Material to process
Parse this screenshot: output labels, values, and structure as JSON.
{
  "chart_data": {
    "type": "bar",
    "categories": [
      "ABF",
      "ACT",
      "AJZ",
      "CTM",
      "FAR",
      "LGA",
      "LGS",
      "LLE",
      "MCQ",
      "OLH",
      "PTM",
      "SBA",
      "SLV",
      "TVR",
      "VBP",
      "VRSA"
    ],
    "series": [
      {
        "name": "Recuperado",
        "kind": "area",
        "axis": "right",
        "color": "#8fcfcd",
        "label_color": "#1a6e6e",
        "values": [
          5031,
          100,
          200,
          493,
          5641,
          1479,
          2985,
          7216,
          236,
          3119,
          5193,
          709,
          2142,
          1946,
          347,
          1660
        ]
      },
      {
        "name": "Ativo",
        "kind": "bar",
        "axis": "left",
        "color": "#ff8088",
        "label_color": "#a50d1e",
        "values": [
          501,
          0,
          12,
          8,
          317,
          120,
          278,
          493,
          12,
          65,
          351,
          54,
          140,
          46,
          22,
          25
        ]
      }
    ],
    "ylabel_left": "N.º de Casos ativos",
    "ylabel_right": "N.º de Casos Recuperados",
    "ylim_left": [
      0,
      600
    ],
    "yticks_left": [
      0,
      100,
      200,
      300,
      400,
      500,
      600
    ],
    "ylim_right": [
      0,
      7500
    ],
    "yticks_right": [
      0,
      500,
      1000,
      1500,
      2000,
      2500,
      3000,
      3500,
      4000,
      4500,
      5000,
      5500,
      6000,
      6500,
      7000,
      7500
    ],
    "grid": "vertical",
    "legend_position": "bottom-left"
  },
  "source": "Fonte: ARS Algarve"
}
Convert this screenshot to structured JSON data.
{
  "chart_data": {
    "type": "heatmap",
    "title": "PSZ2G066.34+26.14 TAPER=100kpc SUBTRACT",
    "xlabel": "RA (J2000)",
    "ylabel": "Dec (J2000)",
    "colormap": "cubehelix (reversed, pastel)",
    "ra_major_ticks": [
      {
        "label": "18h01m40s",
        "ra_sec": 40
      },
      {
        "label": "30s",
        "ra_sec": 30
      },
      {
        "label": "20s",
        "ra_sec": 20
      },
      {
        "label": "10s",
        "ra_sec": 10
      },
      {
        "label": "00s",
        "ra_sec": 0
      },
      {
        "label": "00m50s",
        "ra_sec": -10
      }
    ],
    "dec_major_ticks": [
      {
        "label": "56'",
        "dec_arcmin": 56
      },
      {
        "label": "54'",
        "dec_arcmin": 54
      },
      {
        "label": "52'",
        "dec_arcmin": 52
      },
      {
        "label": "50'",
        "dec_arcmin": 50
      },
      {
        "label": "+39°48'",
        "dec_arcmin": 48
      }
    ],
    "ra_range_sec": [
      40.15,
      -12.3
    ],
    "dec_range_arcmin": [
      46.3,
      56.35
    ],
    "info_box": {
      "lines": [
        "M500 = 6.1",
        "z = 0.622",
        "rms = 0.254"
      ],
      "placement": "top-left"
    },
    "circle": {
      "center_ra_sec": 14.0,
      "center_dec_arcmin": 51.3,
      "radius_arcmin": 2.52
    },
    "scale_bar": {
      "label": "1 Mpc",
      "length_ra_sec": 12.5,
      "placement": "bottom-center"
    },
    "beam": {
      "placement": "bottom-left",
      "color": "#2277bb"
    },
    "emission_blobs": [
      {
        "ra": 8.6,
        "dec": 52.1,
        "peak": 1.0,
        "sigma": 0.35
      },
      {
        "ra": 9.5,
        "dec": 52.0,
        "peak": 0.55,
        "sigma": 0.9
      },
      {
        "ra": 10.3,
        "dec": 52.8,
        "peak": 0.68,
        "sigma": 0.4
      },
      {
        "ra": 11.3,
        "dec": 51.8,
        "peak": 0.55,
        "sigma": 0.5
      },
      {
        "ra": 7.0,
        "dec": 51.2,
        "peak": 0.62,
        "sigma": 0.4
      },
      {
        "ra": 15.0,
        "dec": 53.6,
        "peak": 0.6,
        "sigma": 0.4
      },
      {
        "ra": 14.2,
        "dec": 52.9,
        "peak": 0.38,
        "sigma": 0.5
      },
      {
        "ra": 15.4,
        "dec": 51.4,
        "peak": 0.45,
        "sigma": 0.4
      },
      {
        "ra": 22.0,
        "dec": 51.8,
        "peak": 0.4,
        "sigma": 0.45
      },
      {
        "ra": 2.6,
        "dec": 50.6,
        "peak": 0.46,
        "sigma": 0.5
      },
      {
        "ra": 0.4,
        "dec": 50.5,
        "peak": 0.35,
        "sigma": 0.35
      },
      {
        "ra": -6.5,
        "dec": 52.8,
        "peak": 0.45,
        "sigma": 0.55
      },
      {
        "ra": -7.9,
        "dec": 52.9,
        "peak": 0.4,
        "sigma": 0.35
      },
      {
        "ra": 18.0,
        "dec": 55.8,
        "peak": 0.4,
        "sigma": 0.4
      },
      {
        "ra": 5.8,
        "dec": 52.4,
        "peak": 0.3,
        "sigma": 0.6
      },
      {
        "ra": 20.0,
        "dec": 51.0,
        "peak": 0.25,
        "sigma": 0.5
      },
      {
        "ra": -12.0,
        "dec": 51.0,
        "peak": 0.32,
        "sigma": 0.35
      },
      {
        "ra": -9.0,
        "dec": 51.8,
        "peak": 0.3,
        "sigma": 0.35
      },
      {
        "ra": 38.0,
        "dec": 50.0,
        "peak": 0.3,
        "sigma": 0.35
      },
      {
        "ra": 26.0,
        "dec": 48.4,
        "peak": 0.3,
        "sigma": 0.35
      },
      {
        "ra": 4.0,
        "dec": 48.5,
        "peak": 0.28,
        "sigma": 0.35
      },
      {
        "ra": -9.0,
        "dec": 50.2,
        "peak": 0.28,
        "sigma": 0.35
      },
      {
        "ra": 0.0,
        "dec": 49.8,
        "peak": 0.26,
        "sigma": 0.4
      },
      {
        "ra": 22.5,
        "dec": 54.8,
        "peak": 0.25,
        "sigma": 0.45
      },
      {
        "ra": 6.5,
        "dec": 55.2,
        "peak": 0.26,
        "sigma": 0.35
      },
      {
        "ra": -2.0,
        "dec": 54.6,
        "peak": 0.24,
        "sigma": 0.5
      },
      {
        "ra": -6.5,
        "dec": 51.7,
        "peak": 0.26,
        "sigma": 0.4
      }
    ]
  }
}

The exercise
In the listing, find every line with the word "this" and state how many there are, nothing more.

Finished exercise
2